Data extracted from a collection:
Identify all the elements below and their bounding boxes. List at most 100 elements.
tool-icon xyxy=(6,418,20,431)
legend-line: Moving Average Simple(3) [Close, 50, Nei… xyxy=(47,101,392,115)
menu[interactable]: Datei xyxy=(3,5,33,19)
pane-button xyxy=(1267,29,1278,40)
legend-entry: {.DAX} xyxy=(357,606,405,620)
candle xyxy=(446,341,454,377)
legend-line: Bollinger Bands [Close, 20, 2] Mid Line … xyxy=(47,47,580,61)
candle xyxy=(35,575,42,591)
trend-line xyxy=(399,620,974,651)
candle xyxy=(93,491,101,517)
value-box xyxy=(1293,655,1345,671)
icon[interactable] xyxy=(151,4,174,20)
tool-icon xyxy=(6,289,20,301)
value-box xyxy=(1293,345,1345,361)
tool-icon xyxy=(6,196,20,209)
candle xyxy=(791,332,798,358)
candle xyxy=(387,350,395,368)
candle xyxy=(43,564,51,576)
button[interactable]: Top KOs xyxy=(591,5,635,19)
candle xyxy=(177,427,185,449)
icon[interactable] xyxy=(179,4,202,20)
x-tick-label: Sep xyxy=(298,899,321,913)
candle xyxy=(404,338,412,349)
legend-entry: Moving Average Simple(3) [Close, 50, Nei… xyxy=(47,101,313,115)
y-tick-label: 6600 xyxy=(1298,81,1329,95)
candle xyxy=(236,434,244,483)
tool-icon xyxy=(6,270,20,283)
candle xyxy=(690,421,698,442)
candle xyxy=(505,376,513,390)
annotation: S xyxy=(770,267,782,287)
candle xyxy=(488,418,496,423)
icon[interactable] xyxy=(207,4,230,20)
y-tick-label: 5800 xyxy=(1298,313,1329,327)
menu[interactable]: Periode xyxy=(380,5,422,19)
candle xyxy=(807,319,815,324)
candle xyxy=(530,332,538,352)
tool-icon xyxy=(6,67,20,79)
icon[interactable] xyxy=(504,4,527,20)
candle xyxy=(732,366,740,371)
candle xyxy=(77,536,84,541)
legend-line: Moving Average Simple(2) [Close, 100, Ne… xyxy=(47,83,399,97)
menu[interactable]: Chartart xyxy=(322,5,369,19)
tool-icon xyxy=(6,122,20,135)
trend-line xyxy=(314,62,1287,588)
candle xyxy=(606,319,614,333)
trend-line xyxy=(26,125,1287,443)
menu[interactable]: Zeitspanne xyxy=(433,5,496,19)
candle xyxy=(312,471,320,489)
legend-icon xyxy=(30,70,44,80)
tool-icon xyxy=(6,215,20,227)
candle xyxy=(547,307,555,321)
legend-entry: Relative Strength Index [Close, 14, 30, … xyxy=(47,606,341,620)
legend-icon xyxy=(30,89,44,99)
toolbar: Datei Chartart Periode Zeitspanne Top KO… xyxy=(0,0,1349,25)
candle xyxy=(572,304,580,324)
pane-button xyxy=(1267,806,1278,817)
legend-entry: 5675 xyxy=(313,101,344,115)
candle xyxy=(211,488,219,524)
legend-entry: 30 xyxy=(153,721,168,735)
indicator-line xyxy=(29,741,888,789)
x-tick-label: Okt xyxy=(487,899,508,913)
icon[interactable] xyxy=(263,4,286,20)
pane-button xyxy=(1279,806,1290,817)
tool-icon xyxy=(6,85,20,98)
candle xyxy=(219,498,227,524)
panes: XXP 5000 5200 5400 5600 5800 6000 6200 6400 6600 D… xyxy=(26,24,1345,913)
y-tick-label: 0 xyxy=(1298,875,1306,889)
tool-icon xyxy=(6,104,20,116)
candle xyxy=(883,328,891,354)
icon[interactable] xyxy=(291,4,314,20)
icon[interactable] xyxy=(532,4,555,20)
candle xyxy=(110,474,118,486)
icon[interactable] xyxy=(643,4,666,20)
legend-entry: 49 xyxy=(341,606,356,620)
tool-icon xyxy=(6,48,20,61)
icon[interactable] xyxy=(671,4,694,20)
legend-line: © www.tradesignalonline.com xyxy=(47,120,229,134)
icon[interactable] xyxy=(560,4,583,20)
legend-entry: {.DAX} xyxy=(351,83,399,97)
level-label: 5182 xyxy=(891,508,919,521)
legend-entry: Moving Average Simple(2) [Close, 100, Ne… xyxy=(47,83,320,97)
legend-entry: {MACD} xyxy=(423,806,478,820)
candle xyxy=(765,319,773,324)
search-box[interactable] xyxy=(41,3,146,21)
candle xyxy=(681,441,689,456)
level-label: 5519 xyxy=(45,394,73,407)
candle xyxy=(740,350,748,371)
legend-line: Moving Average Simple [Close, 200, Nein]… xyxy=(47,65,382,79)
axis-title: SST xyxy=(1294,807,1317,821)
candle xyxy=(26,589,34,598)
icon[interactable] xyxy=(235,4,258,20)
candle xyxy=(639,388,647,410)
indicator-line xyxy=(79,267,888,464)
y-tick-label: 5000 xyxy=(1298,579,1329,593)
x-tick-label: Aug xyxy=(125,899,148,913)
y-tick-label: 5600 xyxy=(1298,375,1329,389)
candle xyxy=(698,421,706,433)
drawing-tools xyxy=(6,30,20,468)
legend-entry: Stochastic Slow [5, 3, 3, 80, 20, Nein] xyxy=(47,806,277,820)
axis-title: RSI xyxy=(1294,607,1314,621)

▶ **Instructions for the task**
Please switch every "candle" to "bar" in the listing from its first line up to and including the line with "y-tick-label: 5800 xyxy=(1298,313,1329,327)", and give those lines again with everything else left unchanged.

▶ **Response for this exercise**
Identify all the elements below and their bounding boxes. List at most 100 elements.
tool-icon xyxy=(6,418,20,431)
legend-line: Moving Average Simple(3) [Close, 50, Nei… xyxy=(47,101,392,115)
menu[interactable]: Datei xyxy=(3,5,33,19)
pane-button xyxy=(1267,29,1278,40)
legend-entry: {.DAX} xyxy=(357,606,405,620)
bar xyxy=(446,341,454,377)
legend-line: Bollinger Bands [Close, 20, 2] Mid Line … xyxy=(47,47,580,61)
bar xyxy=(35,575,42,591)
trend-line xyxy=(399,620,974,651)
bar xyxy=(93,491,101,517)
value-box xyxy=(1293,655,1345,671)
icon[interactable] xyxy=(151,4,174,20)
tool-icon xyxy=(6,289,20,301)
value-box xyxy=(1293,345,1345,361)
tool-icon xyxy=(6,196,20,209)
bar xyxy=(791,332,798,358)
bar xyxy=(387,350,395,368)
bar xyxy=(43,564,51,576)
button[interactable]: Top KOs xyxy=(591,5,635,19)
bar xyxy=(177,427,185,449)
icon[interactable] xyxy=(179,4,202,20)
x-tick-label: Sep xyxy=(298,899,321,913)
bar xyxy=(404,338,412,349)
legend-entry: Moving Average Simple(3) [Close, 50, Nei… xyxy=(47,101,313,115)
y-tick-label: 6600 xyxy=(1298,81,1329,95)
bar xyxy=(236,434,244,483)
tool-icon xyxy=(6,270,20,283)
bar xyxy=(690,421,698,442)
bar xyxy=(505,376,513,390)
annotation: S xyxy=(770,267,782,287)
bar xyxy=(488,418,496,423)
icon[interactable] xyxy=(207,4,230,20)
y-tick-label: 5800 xyxy=(1298,313,1329,327)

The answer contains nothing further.